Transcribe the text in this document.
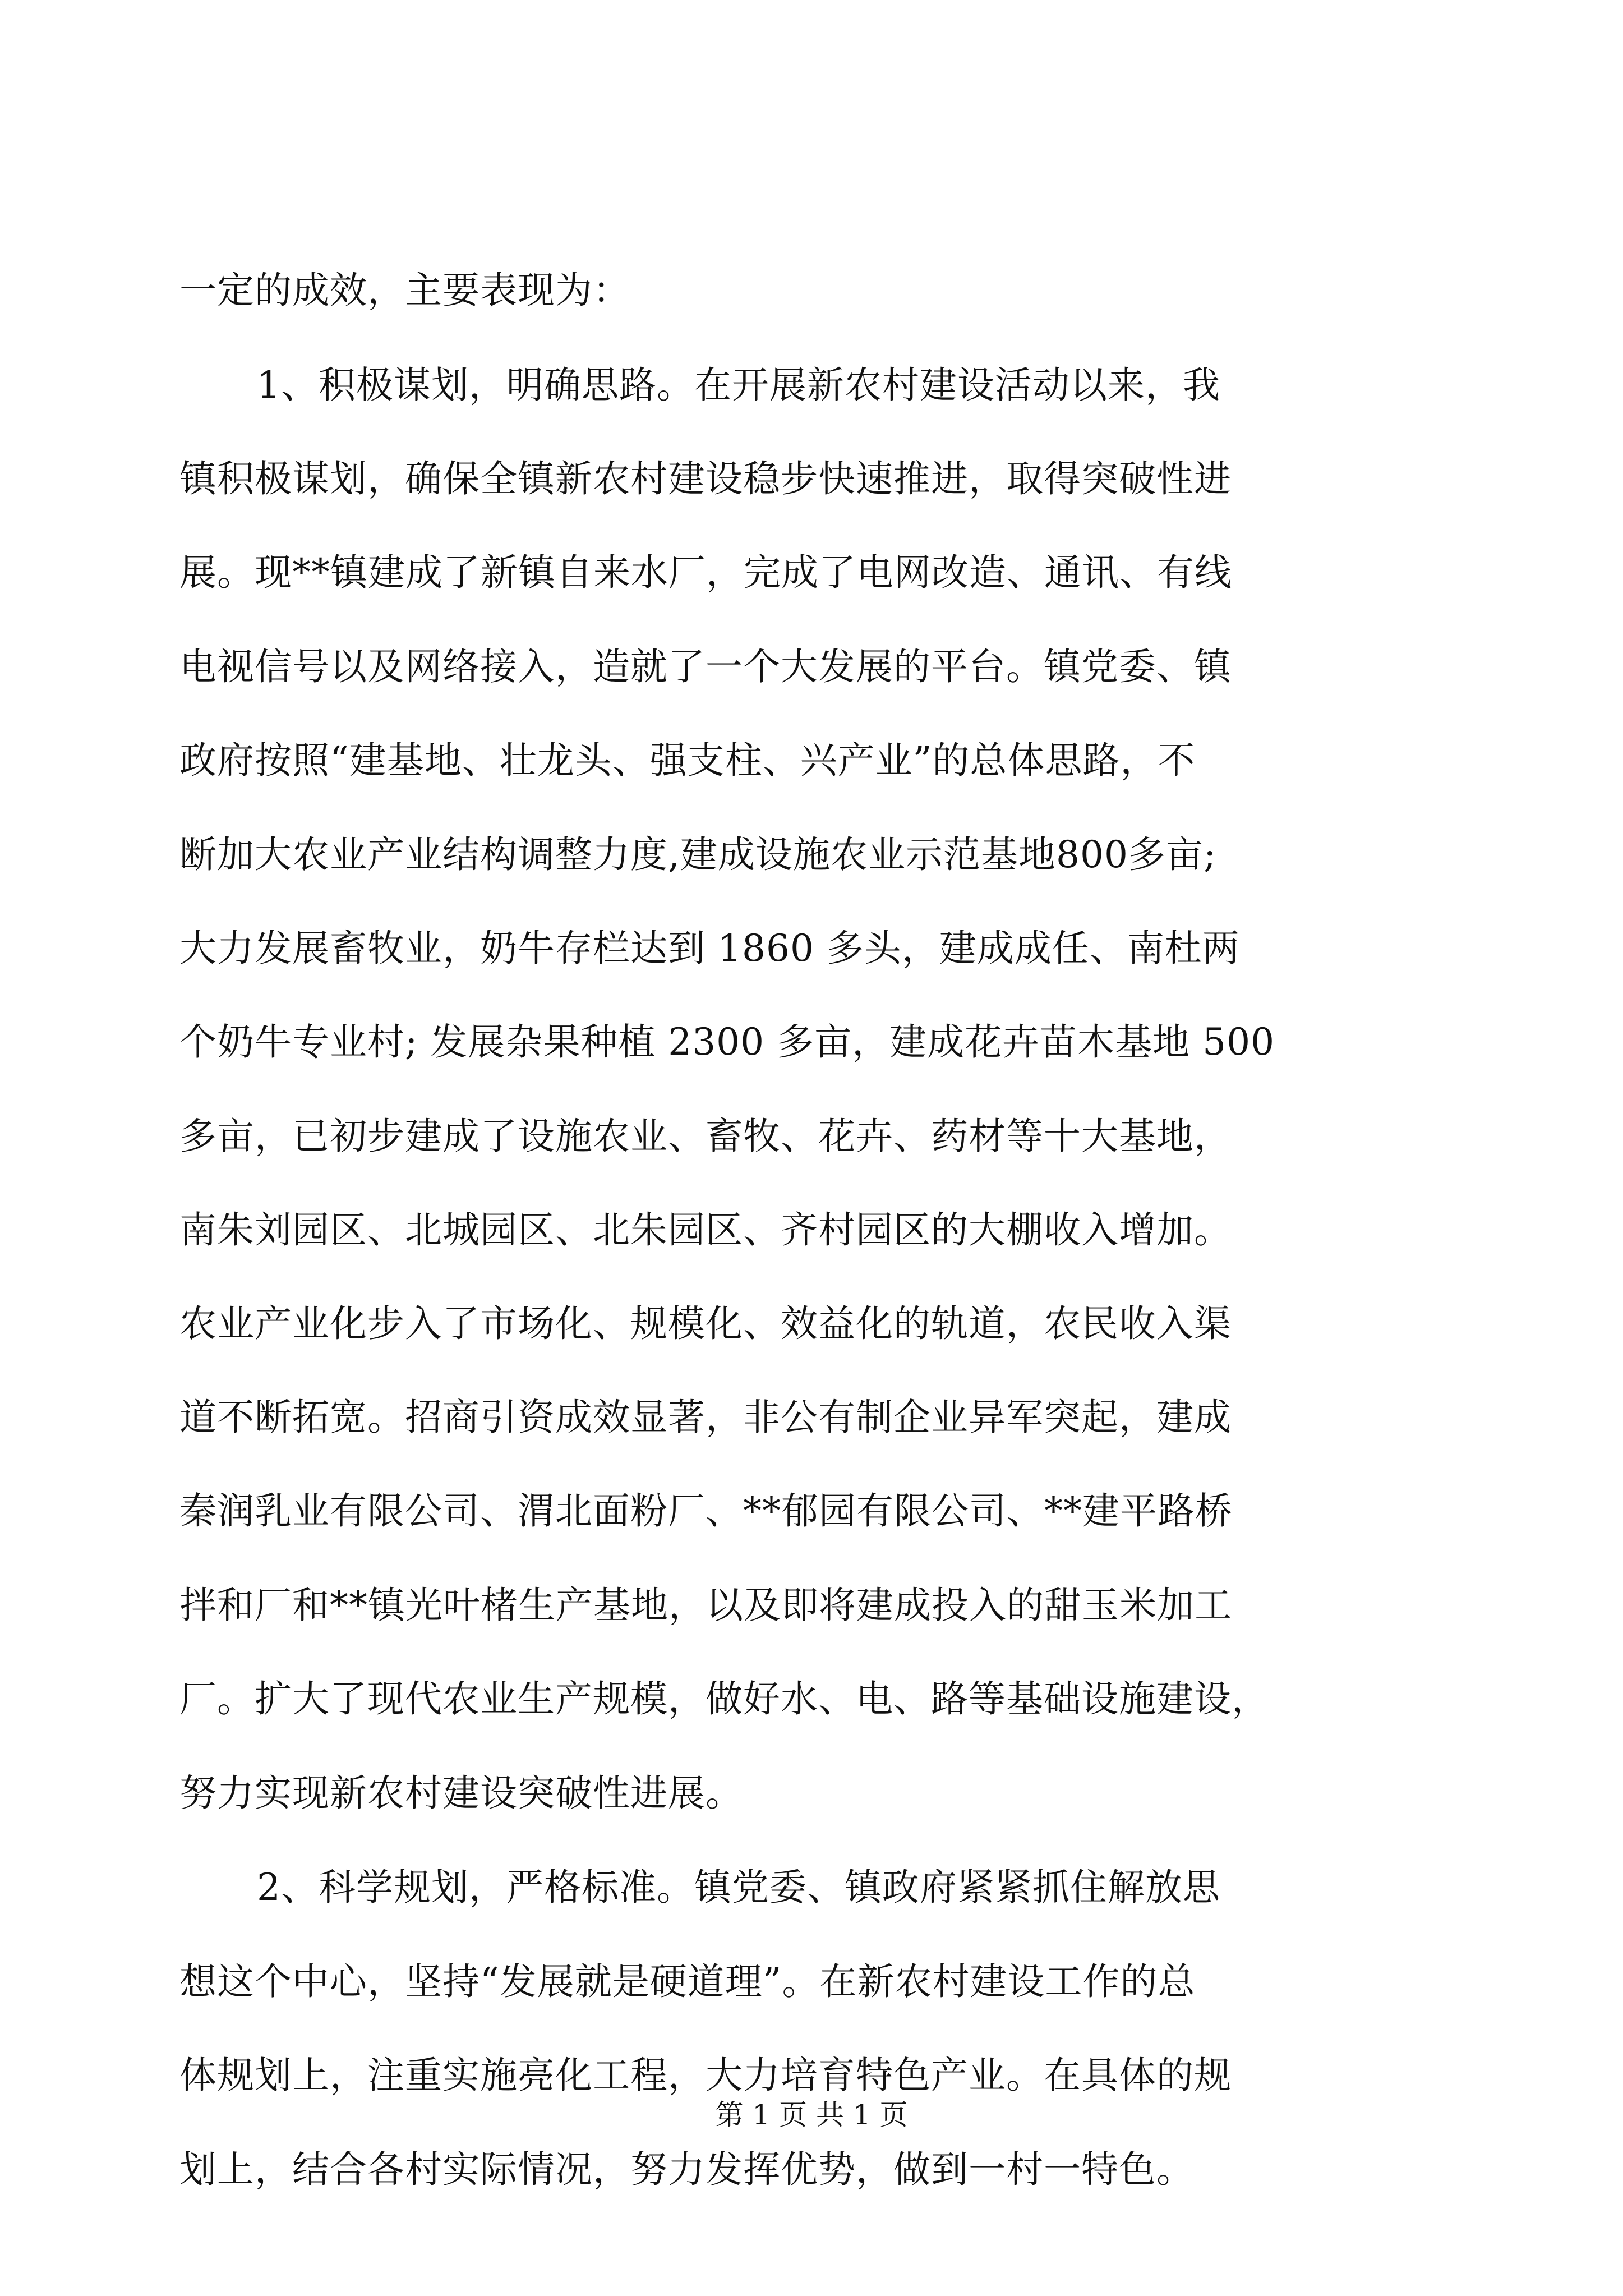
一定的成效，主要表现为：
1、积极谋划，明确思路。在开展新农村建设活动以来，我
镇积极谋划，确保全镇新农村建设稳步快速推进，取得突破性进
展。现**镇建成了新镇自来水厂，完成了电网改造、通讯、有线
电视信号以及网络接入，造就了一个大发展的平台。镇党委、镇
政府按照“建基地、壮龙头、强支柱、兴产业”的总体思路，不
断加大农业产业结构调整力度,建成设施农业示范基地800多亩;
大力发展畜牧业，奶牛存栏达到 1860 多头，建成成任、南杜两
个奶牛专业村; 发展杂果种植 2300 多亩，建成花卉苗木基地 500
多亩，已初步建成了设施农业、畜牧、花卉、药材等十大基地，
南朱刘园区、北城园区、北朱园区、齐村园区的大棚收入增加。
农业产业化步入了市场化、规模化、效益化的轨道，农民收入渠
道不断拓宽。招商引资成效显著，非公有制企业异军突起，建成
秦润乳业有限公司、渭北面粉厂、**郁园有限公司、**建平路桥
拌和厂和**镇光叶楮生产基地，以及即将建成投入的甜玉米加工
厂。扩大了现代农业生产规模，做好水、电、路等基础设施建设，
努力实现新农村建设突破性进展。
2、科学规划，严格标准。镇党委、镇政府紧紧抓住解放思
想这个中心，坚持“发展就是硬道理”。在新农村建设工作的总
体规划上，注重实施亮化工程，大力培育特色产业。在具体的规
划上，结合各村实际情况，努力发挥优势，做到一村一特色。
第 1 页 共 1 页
+++
> [WHAT YOU ARE ASKED TO DO]: Repeat each record exactly, with the pictures left out.

> [RESPONSE FOR THIS EXERCISE]:
Transcribe the text in this document.
一定的成效，主要表现为：
1、积极谋划，明确思路。在开展新农村建设活动以来，我
镇积极谋划，确保全镇新农村建设稳步快速推进，取得突破性进
展。现**镇建成了新镇自来水厂，完成了电网改造、通讯、有线
电视信号以及网络接入，造就了一个大发展的平台。镇党委、镇
政府按照“建基地、壮龙头、强支柱、兴产业”的总体思路，不
断加大农业产业结构调整力度,建成设施农业示范基地800多亩;
大力发展畜牧业，奶牛存栏达到 1860 多头，建成成任、南杜两
个奶牛专业村; 发展杂果种植 2300 多亩，建成花卉苗木基地 500
多亩，已初步建成了设施农业、畜牧、花卉、药材等十大基地，
南朱刘园区、北城园区、北朱园区、齐村园区的大棚收入增加。
农业产业化步入了市场化、规模化、效益化的轨道，农民收入渠
道不断拓宽。招商引资成效显著，非公有制企业异军突起，建成
秦润乳业有限公司、渭北面粉厂、**郁园有限公司、**建平路桥
拌和厂和**镇光叶楮生产基地，以及即将建成投入的甜玉米加工
厂。扩大了现代农业生产规模，做好水、电、路等基础设施建设，
努力实现新农村建设突破性进展。
2、科学规划，严格标准。镇党委、镇政府紧紧抓住解放思
想这个中心，坚持“发展就是硬道理”。在新农村建设工作的总
体规划上，注重实施亮化工程，大力培育特色产业。在具体的规
划上，结合各村实际情况，努力发挥优势，做到一村一特色。
第 1 页 共 1 页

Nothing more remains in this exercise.